'''
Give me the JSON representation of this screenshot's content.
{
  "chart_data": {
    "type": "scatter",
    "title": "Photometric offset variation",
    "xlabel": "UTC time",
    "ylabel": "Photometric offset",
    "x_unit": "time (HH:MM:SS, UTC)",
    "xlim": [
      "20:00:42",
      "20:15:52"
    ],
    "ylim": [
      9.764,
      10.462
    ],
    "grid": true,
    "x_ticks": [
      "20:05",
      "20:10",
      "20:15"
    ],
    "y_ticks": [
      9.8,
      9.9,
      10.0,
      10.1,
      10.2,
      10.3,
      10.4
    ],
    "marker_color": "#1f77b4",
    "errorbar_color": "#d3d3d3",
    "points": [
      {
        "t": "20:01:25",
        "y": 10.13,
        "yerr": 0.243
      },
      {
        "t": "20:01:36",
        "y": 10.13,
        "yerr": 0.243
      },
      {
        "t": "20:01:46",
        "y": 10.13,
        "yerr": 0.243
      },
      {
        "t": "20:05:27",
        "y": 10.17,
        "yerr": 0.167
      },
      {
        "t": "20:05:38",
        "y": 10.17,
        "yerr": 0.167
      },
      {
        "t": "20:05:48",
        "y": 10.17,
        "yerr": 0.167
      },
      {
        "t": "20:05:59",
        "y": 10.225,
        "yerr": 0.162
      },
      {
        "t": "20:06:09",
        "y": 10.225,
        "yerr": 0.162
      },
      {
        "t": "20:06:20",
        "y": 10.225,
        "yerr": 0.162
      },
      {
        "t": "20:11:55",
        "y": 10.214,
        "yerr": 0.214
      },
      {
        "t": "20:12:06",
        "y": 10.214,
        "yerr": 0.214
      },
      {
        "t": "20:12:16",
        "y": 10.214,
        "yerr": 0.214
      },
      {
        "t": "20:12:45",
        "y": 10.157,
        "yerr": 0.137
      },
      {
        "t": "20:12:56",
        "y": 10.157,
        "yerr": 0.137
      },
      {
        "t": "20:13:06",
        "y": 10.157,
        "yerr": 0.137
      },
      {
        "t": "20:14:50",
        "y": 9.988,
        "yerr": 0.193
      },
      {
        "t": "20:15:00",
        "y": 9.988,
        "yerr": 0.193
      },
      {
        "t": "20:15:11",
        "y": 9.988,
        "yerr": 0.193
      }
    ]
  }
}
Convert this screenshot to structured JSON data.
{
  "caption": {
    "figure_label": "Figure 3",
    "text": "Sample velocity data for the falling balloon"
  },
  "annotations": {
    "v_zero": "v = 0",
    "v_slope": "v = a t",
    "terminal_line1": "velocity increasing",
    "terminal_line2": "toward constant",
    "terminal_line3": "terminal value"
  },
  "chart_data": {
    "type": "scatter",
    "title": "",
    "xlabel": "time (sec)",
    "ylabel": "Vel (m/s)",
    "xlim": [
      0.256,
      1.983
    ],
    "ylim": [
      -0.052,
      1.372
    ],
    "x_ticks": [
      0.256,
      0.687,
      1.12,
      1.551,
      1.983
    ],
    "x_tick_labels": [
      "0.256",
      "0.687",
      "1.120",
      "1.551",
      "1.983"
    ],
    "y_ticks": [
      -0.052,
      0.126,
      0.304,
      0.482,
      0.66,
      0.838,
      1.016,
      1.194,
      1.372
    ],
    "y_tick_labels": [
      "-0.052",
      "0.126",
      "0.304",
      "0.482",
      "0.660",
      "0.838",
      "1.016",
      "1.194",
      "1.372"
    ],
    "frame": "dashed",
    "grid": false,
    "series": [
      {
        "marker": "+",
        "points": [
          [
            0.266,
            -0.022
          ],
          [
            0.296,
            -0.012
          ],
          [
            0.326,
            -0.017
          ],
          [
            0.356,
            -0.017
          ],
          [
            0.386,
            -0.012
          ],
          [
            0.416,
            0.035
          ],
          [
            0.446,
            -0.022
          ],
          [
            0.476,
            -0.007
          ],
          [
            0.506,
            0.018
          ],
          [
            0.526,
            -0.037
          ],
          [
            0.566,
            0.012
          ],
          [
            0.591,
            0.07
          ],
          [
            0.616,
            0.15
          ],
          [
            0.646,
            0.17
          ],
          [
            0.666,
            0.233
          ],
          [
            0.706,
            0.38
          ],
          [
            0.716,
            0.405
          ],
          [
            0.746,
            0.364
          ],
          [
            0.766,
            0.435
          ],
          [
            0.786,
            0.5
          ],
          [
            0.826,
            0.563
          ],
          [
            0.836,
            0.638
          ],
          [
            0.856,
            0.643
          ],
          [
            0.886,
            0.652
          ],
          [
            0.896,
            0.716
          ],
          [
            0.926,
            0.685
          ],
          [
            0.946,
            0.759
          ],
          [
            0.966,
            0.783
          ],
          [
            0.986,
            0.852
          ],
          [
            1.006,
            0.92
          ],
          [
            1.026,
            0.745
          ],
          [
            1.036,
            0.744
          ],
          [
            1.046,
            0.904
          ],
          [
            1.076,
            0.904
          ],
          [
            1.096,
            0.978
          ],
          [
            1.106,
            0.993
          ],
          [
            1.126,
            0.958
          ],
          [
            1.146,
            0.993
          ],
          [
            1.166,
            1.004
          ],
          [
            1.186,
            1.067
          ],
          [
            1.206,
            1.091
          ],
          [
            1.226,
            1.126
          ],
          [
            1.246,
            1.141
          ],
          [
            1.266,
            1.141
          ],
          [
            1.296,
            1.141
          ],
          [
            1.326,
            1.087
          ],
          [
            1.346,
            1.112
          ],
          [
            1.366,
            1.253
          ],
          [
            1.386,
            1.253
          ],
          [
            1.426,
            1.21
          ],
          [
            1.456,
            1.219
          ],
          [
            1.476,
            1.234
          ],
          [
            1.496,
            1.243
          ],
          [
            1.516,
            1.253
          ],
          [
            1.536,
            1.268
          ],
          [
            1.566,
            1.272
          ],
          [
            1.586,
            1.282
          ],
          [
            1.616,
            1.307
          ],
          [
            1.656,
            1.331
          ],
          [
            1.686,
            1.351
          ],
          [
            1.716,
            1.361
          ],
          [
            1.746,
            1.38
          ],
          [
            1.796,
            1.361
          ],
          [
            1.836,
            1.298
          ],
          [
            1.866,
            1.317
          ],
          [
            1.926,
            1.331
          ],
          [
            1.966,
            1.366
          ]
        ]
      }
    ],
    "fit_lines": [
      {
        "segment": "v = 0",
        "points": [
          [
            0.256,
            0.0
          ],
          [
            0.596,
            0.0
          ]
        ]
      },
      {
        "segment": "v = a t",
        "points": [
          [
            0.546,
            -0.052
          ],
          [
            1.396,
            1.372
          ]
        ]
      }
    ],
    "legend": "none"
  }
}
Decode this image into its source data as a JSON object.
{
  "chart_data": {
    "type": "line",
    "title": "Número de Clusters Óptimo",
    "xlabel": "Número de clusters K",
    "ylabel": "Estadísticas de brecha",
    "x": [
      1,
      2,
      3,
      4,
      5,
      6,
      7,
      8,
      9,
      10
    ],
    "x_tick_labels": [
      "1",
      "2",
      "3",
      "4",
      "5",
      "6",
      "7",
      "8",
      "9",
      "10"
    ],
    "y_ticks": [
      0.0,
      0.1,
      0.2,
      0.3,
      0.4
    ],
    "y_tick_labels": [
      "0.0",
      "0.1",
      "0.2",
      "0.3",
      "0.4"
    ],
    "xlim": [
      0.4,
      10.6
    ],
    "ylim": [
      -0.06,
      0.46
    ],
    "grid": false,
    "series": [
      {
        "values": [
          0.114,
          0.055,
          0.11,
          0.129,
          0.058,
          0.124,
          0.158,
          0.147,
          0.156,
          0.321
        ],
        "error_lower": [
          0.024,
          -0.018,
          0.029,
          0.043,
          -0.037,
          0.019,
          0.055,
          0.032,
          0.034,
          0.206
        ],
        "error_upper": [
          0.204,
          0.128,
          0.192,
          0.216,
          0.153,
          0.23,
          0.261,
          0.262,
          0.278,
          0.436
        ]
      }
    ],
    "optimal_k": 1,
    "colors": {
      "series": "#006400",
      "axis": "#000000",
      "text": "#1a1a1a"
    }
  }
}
'''
EXERCISE OBJECTIVE:
In the entries above, locate every line with the word "title" and copy it.

WRITTEN RESPONSE:
    "title": "Photometric offset variation",
    "title": "",
    "title": "Número de Clusters Óptimo",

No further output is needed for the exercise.